Task statement ▸ Lines before the one containing "Output a JSON" are excluded. Repeat that line and every line after it, exactly.
-- Start --
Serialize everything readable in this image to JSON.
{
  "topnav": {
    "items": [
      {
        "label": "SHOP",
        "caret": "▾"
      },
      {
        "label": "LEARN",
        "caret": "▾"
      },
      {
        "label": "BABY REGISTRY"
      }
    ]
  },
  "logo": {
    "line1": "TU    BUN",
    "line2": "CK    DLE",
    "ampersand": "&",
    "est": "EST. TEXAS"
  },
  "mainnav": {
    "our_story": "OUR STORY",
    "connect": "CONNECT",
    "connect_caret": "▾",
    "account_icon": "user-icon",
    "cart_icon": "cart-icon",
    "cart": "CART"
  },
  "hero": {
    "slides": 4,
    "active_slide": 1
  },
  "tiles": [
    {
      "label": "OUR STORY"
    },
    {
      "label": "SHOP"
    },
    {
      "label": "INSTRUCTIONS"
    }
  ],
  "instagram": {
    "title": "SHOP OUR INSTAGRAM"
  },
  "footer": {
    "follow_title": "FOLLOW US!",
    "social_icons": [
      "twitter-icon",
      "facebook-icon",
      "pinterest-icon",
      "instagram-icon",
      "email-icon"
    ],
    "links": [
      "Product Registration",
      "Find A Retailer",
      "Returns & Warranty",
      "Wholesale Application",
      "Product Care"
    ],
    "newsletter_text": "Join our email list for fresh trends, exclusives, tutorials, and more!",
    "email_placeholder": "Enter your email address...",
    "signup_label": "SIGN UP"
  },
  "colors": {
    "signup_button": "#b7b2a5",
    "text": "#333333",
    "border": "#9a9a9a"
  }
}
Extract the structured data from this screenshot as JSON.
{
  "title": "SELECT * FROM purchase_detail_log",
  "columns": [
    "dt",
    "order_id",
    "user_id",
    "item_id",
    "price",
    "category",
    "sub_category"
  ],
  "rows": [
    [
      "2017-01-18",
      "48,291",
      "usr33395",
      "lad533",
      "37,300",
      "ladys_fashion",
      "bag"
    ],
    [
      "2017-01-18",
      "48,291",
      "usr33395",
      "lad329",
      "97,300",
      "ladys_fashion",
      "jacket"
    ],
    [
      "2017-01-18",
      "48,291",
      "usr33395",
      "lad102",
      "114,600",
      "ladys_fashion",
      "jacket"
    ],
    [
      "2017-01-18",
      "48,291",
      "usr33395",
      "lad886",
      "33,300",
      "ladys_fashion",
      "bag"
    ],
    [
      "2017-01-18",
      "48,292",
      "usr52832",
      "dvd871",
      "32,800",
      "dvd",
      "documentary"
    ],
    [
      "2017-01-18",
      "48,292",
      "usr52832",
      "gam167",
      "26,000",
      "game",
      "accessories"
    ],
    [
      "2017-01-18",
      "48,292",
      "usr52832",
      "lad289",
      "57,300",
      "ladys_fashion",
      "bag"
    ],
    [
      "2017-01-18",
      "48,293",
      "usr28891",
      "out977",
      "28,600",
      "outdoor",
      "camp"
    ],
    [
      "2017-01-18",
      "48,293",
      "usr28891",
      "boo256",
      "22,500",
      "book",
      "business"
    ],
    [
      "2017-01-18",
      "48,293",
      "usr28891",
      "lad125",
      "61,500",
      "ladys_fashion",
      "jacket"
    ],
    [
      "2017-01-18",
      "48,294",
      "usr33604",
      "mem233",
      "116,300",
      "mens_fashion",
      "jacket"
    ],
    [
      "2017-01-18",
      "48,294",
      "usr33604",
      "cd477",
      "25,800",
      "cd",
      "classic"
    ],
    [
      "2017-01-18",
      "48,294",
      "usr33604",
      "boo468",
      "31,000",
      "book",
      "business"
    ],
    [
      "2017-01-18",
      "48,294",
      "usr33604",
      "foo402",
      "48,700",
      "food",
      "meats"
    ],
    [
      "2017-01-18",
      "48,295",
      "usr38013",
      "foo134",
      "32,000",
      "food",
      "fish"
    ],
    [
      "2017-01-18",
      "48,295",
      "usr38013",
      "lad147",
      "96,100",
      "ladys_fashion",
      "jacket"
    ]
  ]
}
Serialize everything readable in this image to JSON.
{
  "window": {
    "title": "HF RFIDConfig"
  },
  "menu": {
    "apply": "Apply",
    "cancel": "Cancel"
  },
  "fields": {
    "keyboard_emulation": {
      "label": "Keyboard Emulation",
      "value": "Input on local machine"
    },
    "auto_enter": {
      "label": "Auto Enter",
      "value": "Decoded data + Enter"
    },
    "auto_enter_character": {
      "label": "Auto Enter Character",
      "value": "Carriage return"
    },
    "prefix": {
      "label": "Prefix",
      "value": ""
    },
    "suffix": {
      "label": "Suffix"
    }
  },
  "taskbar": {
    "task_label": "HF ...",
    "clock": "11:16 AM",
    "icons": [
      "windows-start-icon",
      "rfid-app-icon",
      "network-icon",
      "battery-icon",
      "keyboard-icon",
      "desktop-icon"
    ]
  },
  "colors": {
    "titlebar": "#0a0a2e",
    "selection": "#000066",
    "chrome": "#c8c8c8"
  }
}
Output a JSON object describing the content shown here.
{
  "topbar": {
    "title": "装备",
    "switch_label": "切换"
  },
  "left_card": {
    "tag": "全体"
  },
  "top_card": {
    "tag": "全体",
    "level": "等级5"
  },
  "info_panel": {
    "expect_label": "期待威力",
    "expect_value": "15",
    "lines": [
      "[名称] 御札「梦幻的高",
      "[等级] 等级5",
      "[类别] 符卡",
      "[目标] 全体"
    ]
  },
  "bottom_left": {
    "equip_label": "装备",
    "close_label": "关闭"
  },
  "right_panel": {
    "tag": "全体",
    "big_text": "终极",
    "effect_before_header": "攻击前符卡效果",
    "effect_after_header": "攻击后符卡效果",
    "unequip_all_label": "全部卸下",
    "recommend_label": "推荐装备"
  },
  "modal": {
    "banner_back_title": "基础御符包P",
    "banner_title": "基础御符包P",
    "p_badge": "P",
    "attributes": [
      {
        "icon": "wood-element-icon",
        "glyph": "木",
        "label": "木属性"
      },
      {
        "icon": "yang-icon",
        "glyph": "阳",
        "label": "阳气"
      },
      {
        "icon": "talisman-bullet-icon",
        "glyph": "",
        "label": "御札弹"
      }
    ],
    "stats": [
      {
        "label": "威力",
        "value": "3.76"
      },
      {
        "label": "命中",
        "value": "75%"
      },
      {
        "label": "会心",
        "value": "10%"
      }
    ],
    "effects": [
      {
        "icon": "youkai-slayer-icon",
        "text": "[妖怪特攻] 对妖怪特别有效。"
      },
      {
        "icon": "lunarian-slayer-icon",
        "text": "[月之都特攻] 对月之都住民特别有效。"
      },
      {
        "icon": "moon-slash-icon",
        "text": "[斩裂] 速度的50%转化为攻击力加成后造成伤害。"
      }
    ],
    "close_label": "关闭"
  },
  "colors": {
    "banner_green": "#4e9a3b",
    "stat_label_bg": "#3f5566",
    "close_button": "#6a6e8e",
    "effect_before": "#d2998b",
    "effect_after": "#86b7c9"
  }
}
-- End --
Solution to this exercise ▸
Output a JSON object describing the content shown here.
{
  "topbar": {
    "title": "装备",
    "switch_label": "切换"
  },
  "left_card": {
    "tag": "全体"
  },
  "top_card": {
    "tag": "全体",
    "level": "等级5"
  },
  "info_panel": {
    "expect_label": "期待威力",
    "expect_value": "15",
    "lines": [
      "[名称] 御札「梦幻的高",
      "[等级] 等级5",
      "[类别] 符卡",
      "[目标] 全体"
    ]
  },
  "bottom_left": {
    "equip_label": "装备",
    "close_label": "关闭"
  },
  "right_panel": {
    "tag": "全体",
    "big_text": "终极",
    "effect_before_header": "攻击前符卡效果",
    "effect_after_header": "攻击后符卡效果",
    "unequip_all_label": "全部卸下",
    "recommend_label": "推荐装备"
  },
  "modal": {
    "banner_back_title": "基础御符包P",
    "banner_title": "基础御符包P",
    "p_badge": "P",
    "attributes": [
      {
        "icon": "wood-element-icon",
        "glyph": "木",
        "label": "木属性"
      },
      {
        "icon": "yang-icon",
        "glyph": "阳",
        "label": "阳气"
      },
      {
        "icon": "talisman-bullet-icon",
        "glyph": "",
        "label": "御札弹"
      }
    ],
    "stats": [
      {
        "label": "威力",
        "value": "3.76"
      },
      {
        "label": "命中",
        "value": "75%"
      },
      {
        "label": "会心",
        "value": "10%"
      }
    ],
    "effects": [
      {
        "icon": "youkai-slayer-icon",
        "text": "[妖怪特攻] 对妖怪特别有效。"
      },
      {
        "icon": "lunarian-slayer-icon",
        "text": "[月之都特攻] 对月之都住民特别有效。"
      },
      {
        "icon": "moon-slash-icon",
        "text": "[斩裂] 速度的50%转化为攻击力加成后造成伤害。"
      }
    ],
    "close_label": "关闭"
  },
  "colors": {
    "banner_green": "#4e9a3b",
    "stat_label_bg": "#3f5566",
    "close_button": "#6a6e8e",
    "effect_before": "#d2998b",
    "effect_after": "#86b7c9"
  }
}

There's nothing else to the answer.